Report only the number of lines holding "flux".
──────── SUPPLIED INFORMATION
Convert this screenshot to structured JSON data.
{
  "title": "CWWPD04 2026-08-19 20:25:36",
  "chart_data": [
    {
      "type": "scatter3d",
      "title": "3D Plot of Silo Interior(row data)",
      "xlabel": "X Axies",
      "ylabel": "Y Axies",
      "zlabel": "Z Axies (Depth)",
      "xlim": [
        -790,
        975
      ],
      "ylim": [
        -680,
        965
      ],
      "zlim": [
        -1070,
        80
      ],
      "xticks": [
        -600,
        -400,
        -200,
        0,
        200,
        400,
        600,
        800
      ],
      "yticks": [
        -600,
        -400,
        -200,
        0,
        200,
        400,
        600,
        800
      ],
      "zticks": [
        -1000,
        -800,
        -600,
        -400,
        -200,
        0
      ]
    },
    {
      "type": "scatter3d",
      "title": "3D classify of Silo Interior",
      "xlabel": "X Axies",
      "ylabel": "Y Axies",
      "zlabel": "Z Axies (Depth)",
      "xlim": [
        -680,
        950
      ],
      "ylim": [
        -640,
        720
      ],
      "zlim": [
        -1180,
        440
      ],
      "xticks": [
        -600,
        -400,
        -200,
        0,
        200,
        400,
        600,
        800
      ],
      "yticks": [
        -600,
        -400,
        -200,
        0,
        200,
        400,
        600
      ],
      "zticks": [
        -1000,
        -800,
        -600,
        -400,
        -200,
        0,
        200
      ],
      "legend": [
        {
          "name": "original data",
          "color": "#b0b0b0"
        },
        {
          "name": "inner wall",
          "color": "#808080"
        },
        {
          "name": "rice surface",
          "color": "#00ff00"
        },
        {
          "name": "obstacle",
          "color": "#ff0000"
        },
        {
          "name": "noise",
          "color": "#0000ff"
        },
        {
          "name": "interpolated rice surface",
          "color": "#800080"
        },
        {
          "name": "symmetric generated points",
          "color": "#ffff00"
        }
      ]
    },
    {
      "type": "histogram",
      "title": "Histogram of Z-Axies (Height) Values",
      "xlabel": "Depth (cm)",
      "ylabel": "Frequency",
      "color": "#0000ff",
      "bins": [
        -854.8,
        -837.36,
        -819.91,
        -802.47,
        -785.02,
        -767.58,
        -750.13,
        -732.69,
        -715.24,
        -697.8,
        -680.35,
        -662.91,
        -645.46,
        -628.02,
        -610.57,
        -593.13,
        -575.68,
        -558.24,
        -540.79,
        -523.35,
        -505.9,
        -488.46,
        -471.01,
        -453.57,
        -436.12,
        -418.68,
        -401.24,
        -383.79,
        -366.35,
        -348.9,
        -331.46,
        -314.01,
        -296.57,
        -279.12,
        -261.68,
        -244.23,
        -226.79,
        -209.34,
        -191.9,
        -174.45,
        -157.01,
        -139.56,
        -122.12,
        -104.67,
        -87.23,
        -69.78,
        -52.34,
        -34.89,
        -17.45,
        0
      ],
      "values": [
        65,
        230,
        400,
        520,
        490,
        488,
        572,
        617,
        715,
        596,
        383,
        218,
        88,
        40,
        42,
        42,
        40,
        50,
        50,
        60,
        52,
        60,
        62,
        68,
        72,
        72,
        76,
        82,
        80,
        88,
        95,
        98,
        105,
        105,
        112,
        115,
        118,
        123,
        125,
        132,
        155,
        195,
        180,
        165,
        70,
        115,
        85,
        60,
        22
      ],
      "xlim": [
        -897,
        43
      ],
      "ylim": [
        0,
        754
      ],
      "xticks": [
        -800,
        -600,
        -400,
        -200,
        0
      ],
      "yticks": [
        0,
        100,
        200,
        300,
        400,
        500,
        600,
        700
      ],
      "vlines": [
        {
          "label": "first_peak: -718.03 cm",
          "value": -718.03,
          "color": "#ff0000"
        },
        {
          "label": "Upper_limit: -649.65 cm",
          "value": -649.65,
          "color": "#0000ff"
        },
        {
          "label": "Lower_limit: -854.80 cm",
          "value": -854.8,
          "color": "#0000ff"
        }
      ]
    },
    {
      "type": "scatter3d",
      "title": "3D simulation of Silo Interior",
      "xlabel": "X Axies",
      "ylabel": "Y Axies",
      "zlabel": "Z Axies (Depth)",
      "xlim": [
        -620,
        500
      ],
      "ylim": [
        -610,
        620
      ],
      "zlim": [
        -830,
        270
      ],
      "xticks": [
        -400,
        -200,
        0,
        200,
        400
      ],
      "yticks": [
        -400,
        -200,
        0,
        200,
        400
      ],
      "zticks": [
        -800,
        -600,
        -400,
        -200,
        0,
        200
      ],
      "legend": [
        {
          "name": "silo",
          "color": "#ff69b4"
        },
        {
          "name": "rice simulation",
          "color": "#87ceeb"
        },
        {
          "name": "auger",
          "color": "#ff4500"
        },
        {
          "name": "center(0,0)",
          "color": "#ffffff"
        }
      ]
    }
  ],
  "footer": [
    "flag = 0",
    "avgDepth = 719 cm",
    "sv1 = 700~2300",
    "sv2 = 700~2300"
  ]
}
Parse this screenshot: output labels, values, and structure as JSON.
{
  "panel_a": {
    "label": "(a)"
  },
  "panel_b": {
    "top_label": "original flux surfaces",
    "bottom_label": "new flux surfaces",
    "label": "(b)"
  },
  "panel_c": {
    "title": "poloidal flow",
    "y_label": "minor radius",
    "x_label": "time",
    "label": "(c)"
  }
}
────────────────
▶ _CORRECT RESULT_
2